[Data entries]
══════════════════════════════

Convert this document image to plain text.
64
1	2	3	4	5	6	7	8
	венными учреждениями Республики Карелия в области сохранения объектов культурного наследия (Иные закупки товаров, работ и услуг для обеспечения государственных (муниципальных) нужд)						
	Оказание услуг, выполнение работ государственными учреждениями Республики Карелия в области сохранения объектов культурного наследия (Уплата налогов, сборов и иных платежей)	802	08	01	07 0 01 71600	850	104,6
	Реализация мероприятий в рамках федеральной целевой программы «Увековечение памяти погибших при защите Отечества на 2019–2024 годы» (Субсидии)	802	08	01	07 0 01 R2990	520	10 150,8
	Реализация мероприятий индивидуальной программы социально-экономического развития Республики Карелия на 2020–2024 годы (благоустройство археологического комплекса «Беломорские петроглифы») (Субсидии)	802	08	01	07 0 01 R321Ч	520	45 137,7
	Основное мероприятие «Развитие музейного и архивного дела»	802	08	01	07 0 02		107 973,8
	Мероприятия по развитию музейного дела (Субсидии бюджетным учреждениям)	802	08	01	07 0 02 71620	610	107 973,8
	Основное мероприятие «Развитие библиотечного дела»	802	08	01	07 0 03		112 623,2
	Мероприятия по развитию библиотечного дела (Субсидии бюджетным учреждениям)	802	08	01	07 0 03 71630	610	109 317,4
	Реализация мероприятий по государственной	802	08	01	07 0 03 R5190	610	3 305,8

══════════════════════════════

■ Exercise objective
Faithfully copy every entry, leaving nothing out.

■ Task result
Convert this document image to plain text.
64
1	2	3	4	5	6	7	8
	венными учреждениями Республики Карелия в области сохранения объектов культурного наследия (Иные закупки товаров, работ и услуг для обеспечения государственных (муниципальных) нужд)						
	Оказание услуг, выполнение работ государственными учреждениями Республики Карелия в области сохранения объектов культурного наследия (Уплата налогов, сборов и иных платежей)	802	08	01	07 0 01 71600	850	104,6
	Реализация мероприятий в рамках федеральной целевой программы «Увековечение памяти погибших при защите Отечества на 2019–2024 годы» (Субсидии)	802	08	01	07 0 01 R2990	520	10 150,8
	Реализация мероприятий индивидуальной программы социально-экономического развития Республики Карелия на 2020–2024 годы (благоустройство археологического комплекса «Беломорские петроглифы») (Субсидии)	802	08	01	07 0 01 R321Ч	520	45 137,7
	Основное мероприятие «Развитие музейного и архивного дела»	802	08	01	07 0 02		107 973,8
	Мероприятия по развитию музейного дела (Субсидии бюджетным учреждениям)	802	08	01	07 0 02 71620	610	107 973,8
	Основное мероприятие «Развитие библиотечного дела»	802	08	01	07 0 03		112 623,2
	Мероприятия по развитию библиотечного дела (Субсидии бюджетным учреждениям)	802	08	01	07 0 03 71630	610	109 317,4
	Реализация мероприятий по государственной	802	08	01	07 0 03 R5190	610	3 305,8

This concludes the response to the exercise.